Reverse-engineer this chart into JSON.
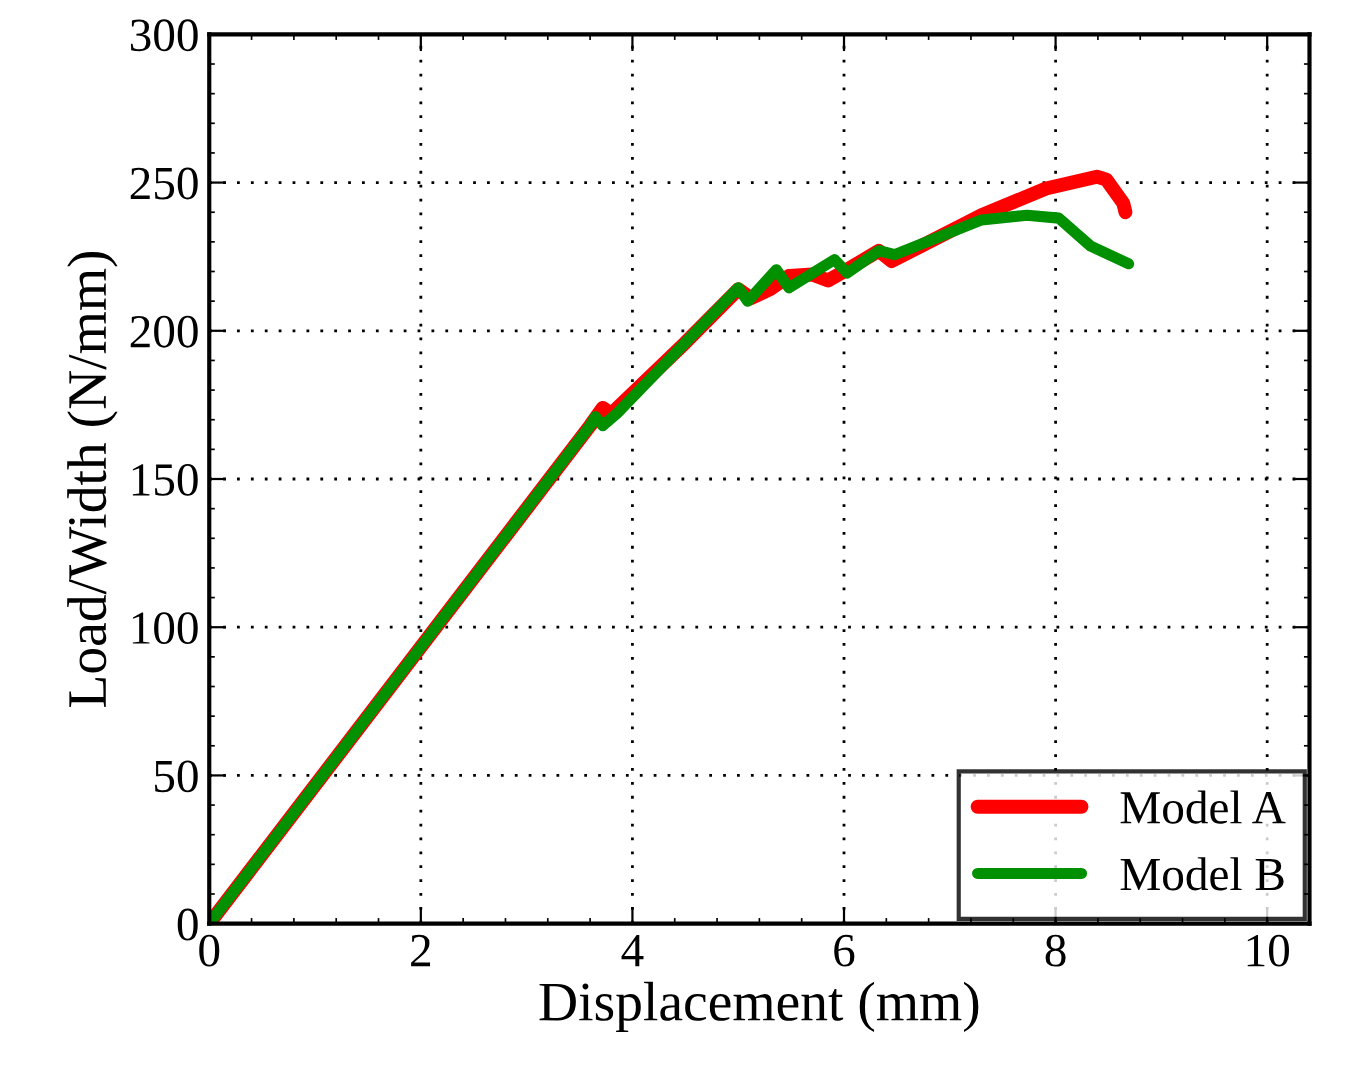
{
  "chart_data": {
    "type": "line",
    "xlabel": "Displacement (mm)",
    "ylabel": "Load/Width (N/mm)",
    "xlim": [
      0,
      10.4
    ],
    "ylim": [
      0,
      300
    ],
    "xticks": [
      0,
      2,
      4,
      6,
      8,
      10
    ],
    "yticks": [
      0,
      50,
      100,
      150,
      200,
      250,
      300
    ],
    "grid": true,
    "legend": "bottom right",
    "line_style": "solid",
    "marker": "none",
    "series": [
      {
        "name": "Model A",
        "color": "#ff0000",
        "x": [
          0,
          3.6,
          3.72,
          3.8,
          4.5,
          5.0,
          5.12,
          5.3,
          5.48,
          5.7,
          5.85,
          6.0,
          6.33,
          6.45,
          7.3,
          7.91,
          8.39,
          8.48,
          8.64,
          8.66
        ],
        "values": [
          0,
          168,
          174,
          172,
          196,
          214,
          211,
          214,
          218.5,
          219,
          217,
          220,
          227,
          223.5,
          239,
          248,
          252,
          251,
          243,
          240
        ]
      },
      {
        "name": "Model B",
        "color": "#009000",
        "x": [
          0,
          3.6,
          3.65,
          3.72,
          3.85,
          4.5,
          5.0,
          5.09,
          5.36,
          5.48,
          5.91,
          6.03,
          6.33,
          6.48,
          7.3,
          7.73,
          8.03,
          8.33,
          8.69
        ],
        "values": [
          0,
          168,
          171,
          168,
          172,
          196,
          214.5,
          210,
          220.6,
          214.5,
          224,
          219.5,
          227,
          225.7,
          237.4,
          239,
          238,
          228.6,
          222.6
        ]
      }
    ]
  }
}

What to do -
Produce an exact copy of each line of data, skipping embedded images.

Task answer -
Reverse-engineer this chart into JSON.
{
  "chart_data": {
    "type": "line",
    "xlabel": "Displacement (mm)",
    "ylabel": "Load/Width (N/mm)",
    "xlim": [
      0,
      10.4
    ],
    "ylim": [
      0,
      300
    ],
    "xticks": [
      0,
      2,
      4,
      6,
      8,
      10
    ],
    "yticks": [
      0,
      50,
      100,
      150,
      200,
      250,
      300
    ],
    "grid": true,
    "legend": "bottom right",
    "line_style": "solid",
    "marker": "none",
    "series": [
      {
        "name": "Model A",
        "color": "#ff0000",
        "x": [
          0,
          3.6,
          3.72,
          3.8,
          4.5,
          5.0,
          5.12,
          5.3,
          5.48,
          5.7,
          5.85,
          6.0,
          6.33,
          6.45,
          7.3,
          7.91,
          8.39,
          8.48,
          8.64,
          8.66
        ],
        "values": [
          0,
          168,
          174,
          172,
          196,
          214,
          211,
          214,
          218.5,
          219,
          217,
          220,
          227,
          223.5,
          239,
          248,
          252,
          251,
          243,
          240
        ]
      },
      {
        "name": "Model B",
        "color": "#009000",
        "x": [
          0,
          3.6,
          3.65,
          3.72,
          3.85,
          4.5,
          5.0,
          5.09,
          5.36,
          5.48,
          5.91,
          6.03,
          6.33,
          6.48,
          7.3,
          7.73,
          8.03,
          8.33,
          8.69
        ],
        "values": [
          0,
          168,
          171,
          168,
          172,
          196,
          214.5,
          210,
          220.6,
          214.5,
          224,
          219.5,
          227,
          225.7,
          237.4,
          239,
          238,
          228.6,
          222.6
        ]
      }
    ]
  }
}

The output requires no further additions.